>> BEGIN

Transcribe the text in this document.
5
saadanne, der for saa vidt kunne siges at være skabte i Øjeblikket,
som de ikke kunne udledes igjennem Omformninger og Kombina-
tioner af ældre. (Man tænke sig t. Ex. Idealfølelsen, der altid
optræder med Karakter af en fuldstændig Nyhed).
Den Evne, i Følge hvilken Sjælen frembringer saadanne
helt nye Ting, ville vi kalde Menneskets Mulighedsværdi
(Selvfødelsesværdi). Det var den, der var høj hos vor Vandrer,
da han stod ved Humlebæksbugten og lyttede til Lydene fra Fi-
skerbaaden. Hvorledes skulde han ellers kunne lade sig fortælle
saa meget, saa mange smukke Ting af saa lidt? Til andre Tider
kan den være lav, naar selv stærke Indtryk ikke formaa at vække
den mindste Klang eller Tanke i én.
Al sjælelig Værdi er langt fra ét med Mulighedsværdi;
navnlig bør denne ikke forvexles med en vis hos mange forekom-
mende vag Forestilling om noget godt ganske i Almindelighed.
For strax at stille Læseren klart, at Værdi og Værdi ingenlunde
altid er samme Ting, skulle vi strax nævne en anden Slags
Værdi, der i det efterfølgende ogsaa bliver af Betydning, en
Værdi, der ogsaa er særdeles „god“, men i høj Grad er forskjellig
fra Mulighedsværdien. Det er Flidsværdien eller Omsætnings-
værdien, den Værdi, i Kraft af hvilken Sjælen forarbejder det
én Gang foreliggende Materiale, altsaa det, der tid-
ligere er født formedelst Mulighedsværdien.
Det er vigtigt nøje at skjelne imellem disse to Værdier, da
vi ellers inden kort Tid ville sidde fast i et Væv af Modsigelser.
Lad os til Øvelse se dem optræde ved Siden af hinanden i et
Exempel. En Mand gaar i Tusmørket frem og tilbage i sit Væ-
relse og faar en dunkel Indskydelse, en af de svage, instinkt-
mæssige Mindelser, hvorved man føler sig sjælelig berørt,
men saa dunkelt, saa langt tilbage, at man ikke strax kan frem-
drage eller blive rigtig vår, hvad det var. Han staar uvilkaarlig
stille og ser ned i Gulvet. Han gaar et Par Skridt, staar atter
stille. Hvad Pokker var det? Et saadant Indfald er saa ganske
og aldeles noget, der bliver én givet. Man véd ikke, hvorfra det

>> END

Filter the records above for lines containing the word "staar", and copy those lines.

Answer to the exercise:
drage eller blive rigtig vår, hvad det var. Han staar uvilkaarlig
stille og ser ned i Gulvet. Han gaar et Par Skridt, staar atter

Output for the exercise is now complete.